-- Given records --
* * * *

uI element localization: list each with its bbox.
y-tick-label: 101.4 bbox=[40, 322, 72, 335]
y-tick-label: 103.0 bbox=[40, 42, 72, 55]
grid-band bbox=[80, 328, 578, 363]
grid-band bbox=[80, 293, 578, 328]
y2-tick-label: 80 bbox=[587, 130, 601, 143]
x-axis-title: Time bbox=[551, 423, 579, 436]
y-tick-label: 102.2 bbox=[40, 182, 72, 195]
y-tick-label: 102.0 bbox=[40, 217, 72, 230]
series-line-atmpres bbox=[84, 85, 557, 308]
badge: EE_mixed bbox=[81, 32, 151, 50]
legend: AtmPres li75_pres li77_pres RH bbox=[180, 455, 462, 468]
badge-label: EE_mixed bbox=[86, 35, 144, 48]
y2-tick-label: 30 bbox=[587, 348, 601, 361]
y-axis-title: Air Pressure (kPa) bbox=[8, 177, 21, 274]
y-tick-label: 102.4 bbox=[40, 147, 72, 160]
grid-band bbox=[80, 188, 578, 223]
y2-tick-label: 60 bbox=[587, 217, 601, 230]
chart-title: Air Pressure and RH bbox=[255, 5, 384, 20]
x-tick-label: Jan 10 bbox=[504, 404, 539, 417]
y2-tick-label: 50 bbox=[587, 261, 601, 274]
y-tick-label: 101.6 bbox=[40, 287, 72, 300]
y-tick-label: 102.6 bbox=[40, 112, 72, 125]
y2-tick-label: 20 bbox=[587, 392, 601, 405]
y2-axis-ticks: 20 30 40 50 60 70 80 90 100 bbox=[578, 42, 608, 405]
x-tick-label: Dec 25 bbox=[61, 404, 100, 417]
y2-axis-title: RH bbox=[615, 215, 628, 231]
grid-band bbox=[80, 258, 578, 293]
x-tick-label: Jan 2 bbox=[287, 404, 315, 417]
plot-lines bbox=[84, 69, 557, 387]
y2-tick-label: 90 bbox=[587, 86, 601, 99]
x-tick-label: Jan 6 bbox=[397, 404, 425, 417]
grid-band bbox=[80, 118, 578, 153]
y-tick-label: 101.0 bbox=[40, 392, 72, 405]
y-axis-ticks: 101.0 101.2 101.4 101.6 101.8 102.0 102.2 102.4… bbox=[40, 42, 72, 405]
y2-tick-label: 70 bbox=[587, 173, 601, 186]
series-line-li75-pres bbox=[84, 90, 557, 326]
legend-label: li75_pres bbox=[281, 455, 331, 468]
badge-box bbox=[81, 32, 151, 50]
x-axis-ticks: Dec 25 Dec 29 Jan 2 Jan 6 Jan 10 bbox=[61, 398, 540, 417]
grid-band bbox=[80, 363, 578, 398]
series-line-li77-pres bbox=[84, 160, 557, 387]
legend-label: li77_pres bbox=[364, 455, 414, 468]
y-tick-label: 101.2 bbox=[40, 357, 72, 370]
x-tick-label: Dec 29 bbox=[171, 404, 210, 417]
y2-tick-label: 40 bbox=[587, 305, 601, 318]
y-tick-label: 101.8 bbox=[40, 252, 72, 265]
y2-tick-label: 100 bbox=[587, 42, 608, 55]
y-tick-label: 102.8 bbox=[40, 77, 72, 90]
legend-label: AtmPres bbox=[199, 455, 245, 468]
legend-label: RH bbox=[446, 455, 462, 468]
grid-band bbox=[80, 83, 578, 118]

* * * *

-- Exercise directions --
Transcribe the records above line for line, with no changes.

-- Output --
uI element localization: list each with its bbox.
y-tick-label: 101.4 bbox=[40, 322, 72, 335]
y-tick-label: 103.0 bbox=[40, 42, 72, 55]
grid-band bbox=[80, 328, 578, 363]
grid-band bbox=[80, 293, 578, 328]
y2-tick-label: 80 bbox=[587, 130, 601, 143]
x-axis-title: Time bbox=[551, 423, 579, 436]
y-tick-label: 102.2 bbox=[40, 182, 72, 195]
y-tick-label: 102.0 bbox=[40, 217, 72, 230]
series-line-atmpres bbox=[84, 85, 557, 308]
badge: EE_mixed bbox=[81, 32, 151, 50]
legend: AtmPres li75_pres li77_pres RH bbox=[180, 455, 462, 468]
badge-label: EE_mixed bbox=[86, 35, 144, 48]
y2-tick-label: 30 bbox=[587, 348, 601, 361]
y-axis-title: Air Pressure (kPa) bbox=[8, 177, 21, 274]
y-tick-label: 102.4 bbox=[40, 147, 72, 160]
grid-band bbox=[80, 188, 578, 223]
y2-tick-label: 60 bbox=[587, 217, 601, 230]
chart-title: Air Pressure and RH bbox=[255, 5, 384, 20]
x-tick-label: Jan 10 bbox=[504, 404, 539, 417]
y2-tick-label: 50 bbox=[587, 261, 601, 274]
y-tick-label: 101.6 bbox=[40, 287, 72, 300]
y-tick-label: 102.6 bbox=[40, 112, 72, 125]
y2-tick-label: 20 bbox=[587, 392, 601, 405]
y2-axis-ticks: 20 30 40 50 60 70 80 90 100 bbox=[578, 42, 608, 405]
x-tick-label: Dec 25 bbox=[61, 404, 100, 417]
y2-axis-title: RH bbox=[615, 215, 628, 231]
grid-band bbox=[80, 258, 578, 293]
x-tick-label: Jan 2 bbox=[287, 404, 315, 417]
plot-lines bbox=[84, 69, 557, 387]
y2-tick-label: 90 bbox=[587, 86, 601, 99]
x-tick-label: Jan 6 bbox=[397, 404, 425, 417]
grid-band bbox=[80, 118, 578, 153]
y-tick-label: 101.0 bbox=[40, 392, 72, 405]
y-axis-ticks: 101.0 101.2 101.4 101.6 101.8 102.0 102.2 102.4… bbox=[40, 42, 72, 405]
y2-tick-label: 70 bbox=[587, 173, 601, 186]
series-line-li75-pres bbox=[84, 90, 557, 326]
legend-label: li75_pres bbox=[281, 455, 331, 468]
badge-box bbox=[81, 32, 151, 50]
x-axis-ticks: Dec 25 Dec 29 Jan 2 Jan 6 Jan 10 bbox=[61, 398, 540, 417]
grid-band bbox=[80, 363, 578, 398]
series-line-li77-pres bbox=[84, 160, 557, 387]
legend-label: li77_pres bbox=[364, 455, 414, 468]
y-tick-label: 101.2 bbox=[40, 357, 72, 370]
x-tick-label: Dec 29 bbox=[171, 404, 210, 417]
y2-tick-label: 40 bbox=[587, 305, 601, 318]
y-tick-label: 101.8 bbox=[40, 252, 72, 265]
y2-tick-label: 100 bbox=[587, 42, 608, 55]
y-tick-label: 102.8 bbox=[40, 77, 72, 90]
legend-label: AtmPres bbox=[199, 455, 245, 468]
legend-label: RH bbox=[446, 455, 462, 468]
grid-band bbox=[80, 83, 578, 118]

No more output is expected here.